#### TRECHO FORNECIDO
Nossa posição social, o chamado status social, depende principalmente das condições nas quais nascemos (por acaso): a classe econômica, nosso gênero e nossa raça. Assim, na sociedade atual, terá mais sorte na vida quem nascer homem, branco e rico, mas provavelmente terá mais dificuldades quem nascer mulher, negra e pobre.

Outras características pessoais contribuem para o status social, como a idade, a nacionalidade, a sexualidade, a religiosidade, a cultura, o tipo de trabalho e a escolaridade. Um fator importante no status social é o estado de saúde ou a presença de doenças, como a NF1, que podem afetar o comportamento social, a escolaridade, a capacidade de trabalho e o aspecto estético das pessoas.

O aspecto estético constitui uma causa de discriminação social na nossa sociedade dominada pelo chamado mito da beleza, um mito de que existiria uma beleza natural e universal, que seriam as pessoas brancas, jovens, louras, de olhos claros, magras, hiper sexualizadas e vestidas de determinada maneira. Este modelo de beleza inalcançável vem sendo imposto desde a infância por toda parte, apesar da maravilhosa diversidade de tipos humanos espalhados pelo planeta (para saber mais sobre o mito da beleza, CLIQUE AQUI).

Acontece que a maioria das pessoas não se encaixa neste padrão de beleza, mas ele é reforçado e explorado pela indústria de cosméticos, roupas, cirurgias plásticas, academias, imprensa, publicidade, televisão e mídias sociais. Por isso, surge um sentimento de baixa autoestima naquelas pessoas que não se ajustam ao padrão de beleza exigido pelo ambiente de trabalho e pela cultura em geral.

A baixa autoestima causada pelo mito da beleza afeta a todas as pessoas, mas principalmente as mulheres, as pessoas idosas e aquelas com determinadas condições de saúde, como obesidade, doenças que afetam a pele, a perda de movimentos, a queda de cabelos e outras, como as lesões cutâneas das pessoas com NF1. 

A pessoa que se sente “feia” desenvolve a baixa autoestima, que aumenta seu afastamento e solidão. Quanto mais isoladas, divididas e solitárias as pessoas, mais frágeis elas se tornam individualmente diante das duras pressões sociais.

#### ITEM DE TAREFA
Cite literalmente a passagem do trecho que começa com "A pessoa que" e segue até "duras pressões sociais.", inclusive. Baseie-se exclusivamente no trecho acima.

#### MATERIAL DE ORIGEM
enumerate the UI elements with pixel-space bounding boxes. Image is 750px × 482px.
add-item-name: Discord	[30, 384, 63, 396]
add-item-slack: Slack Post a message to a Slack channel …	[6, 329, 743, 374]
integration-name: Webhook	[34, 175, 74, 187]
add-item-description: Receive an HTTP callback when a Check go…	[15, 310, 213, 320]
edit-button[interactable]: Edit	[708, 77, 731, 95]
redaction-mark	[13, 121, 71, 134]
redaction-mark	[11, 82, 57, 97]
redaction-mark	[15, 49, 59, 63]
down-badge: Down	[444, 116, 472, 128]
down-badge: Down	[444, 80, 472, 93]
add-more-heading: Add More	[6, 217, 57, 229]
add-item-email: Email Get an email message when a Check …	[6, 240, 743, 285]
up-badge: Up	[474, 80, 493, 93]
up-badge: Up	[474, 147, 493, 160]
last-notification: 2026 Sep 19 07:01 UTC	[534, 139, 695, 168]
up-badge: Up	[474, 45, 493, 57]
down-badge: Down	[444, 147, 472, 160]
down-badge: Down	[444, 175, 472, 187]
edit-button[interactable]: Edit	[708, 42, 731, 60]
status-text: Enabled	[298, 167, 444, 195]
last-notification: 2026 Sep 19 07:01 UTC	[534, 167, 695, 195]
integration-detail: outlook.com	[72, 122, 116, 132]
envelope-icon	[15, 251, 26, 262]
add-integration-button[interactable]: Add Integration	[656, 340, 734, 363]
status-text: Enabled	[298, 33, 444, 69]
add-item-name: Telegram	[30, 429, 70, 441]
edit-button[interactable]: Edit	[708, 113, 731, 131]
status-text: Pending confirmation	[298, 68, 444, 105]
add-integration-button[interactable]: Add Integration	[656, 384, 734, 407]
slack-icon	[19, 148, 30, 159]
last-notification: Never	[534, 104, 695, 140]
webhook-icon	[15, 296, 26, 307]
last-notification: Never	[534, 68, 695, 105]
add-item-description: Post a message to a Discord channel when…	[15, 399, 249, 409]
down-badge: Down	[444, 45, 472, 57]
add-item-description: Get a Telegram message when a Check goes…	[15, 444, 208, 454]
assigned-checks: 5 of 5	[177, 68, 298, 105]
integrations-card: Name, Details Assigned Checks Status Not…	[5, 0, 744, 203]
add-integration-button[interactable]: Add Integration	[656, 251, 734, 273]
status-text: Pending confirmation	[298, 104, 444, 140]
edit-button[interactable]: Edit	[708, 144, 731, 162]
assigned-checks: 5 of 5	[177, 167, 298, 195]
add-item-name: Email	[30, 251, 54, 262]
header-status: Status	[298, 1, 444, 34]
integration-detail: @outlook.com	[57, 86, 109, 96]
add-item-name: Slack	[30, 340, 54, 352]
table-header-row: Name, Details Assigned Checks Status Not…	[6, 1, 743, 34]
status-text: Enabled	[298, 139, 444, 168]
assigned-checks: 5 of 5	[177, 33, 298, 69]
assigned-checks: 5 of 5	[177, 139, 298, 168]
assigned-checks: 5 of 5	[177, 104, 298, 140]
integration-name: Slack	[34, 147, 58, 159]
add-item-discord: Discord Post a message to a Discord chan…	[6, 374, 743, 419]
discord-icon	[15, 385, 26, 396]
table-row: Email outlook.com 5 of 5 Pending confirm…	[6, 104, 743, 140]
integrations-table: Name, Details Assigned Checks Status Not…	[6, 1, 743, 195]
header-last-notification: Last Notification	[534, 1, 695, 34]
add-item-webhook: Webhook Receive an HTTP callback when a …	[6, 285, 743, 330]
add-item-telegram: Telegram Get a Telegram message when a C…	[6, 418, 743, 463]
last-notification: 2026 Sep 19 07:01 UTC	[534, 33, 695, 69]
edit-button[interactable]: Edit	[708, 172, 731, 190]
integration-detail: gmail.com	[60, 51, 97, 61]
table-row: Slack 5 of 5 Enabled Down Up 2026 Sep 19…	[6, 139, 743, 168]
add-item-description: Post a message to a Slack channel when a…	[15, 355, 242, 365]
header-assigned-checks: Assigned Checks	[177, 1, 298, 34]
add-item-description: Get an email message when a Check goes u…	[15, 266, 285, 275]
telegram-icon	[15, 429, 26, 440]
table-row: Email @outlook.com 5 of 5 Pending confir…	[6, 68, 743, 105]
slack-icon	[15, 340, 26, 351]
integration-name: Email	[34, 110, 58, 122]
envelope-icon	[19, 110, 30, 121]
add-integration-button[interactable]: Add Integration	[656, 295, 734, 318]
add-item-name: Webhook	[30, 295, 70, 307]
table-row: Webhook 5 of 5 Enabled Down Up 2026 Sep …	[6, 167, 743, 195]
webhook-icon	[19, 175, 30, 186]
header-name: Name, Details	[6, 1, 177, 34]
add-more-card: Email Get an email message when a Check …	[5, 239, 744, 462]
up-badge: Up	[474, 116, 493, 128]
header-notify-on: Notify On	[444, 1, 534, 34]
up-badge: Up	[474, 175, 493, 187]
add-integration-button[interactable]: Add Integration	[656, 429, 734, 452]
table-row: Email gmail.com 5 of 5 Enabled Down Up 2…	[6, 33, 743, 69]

#### SOLUÇÃO PROPOSTA
A pessoa que se sente “feia” desenvolve a baixa autoestima, que aumenta seu afastamento e solidão. Quanto mais isoladas, divididas e solitárias as pessoas, mais frágeis elas se tornam individualmente diante das duras pressões sociais.